--- START OF Listed records ---
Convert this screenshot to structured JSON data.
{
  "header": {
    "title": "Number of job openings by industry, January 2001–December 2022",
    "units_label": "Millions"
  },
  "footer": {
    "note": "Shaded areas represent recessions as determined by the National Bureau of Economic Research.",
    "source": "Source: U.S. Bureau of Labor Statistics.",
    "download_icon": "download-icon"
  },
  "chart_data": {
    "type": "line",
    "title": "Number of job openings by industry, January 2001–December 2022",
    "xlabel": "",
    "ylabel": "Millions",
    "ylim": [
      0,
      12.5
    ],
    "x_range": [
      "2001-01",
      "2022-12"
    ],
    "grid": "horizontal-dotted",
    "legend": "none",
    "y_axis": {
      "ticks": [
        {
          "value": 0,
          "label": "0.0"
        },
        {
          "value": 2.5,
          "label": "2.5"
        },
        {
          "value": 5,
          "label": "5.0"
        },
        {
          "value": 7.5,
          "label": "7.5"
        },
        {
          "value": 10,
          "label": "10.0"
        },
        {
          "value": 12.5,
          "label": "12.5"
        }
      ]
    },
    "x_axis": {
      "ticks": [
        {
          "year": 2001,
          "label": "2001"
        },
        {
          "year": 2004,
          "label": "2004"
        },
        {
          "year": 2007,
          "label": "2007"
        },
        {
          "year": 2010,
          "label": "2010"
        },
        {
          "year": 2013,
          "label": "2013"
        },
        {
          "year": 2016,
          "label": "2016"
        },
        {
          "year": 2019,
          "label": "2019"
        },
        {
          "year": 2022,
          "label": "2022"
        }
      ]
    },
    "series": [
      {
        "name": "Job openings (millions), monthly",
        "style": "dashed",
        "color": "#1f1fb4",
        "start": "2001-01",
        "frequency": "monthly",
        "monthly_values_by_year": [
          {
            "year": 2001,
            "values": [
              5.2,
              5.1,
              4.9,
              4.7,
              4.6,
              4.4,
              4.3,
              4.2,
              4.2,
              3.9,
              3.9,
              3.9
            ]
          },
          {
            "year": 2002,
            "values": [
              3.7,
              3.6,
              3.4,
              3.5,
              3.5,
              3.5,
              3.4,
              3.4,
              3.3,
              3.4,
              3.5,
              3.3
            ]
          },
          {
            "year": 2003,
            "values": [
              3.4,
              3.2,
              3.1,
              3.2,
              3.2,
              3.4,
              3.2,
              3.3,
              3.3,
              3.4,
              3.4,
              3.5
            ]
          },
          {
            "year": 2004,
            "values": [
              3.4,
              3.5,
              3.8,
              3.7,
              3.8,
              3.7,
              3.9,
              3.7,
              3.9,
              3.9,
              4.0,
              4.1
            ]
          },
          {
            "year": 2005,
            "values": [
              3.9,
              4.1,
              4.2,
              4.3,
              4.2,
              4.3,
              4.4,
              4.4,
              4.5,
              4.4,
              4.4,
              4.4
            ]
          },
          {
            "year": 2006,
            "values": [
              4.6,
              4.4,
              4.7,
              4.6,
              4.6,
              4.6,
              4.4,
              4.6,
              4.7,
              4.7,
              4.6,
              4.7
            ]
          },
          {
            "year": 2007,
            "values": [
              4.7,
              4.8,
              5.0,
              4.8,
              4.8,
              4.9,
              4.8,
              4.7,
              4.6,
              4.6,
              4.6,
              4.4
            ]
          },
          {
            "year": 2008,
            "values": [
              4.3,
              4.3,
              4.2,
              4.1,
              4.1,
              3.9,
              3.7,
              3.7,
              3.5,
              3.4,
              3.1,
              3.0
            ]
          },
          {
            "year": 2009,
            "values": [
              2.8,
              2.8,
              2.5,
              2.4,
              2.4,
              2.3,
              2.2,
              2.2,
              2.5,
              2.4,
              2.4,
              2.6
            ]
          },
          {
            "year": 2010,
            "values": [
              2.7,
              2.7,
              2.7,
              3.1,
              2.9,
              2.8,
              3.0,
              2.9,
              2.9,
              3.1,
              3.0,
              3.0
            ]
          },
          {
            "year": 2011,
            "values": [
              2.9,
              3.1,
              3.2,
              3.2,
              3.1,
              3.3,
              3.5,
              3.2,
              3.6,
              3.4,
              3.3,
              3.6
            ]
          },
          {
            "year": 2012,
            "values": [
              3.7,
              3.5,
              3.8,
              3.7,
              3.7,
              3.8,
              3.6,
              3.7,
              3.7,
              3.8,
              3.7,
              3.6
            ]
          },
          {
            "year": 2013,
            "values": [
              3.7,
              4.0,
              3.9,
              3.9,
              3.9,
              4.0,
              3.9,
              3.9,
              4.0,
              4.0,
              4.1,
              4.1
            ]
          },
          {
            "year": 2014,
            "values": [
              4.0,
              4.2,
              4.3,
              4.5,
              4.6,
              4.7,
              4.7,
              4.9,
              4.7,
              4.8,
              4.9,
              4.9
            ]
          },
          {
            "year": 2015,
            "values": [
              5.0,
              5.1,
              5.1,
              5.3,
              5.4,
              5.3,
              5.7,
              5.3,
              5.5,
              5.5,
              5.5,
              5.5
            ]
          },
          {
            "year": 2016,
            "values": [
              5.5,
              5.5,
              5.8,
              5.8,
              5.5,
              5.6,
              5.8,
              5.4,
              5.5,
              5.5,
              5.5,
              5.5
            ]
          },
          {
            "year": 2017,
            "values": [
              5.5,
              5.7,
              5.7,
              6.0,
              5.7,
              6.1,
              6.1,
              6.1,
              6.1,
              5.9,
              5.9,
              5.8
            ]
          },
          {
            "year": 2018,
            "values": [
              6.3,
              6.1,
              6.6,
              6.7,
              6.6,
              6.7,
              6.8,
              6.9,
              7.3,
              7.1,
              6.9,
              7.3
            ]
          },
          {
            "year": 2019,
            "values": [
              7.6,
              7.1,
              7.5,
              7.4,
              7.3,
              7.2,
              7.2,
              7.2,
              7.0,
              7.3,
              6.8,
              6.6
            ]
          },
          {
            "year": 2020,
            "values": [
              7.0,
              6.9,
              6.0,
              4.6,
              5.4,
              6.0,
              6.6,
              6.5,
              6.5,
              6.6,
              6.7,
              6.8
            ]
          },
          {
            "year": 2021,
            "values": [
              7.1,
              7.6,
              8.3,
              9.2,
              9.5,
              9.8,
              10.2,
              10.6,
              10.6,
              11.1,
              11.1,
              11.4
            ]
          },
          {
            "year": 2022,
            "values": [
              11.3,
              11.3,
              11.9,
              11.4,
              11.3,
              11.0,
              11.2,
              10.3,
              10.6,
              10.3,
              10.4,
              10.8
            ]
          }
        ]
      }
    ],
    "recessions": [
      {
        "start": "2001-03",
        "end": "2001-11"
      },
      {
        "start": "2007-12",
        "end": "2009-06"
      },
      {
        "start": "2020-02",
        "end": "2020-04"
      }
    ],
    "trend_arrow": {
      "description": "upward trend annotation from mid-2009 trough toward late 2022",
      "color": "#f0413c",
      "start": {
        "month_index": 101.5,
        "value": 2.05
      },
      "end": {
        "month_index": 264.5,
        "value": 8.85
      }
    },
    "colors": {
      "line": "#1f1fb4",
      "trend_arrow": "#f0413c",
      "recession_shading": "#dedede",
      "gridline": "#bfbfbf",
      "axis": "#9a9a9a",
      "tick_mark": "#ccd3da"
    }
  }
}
--- END OF Listed records ---
Instruction
Copy every single line of the material above that holds "Bureau".

Answer to the problem
    "note": "Shaded areas represent recessions as determined by the National Bureau of Economic Research.",
    "source": "Source: U.S. Bureau of Labor Statistics.",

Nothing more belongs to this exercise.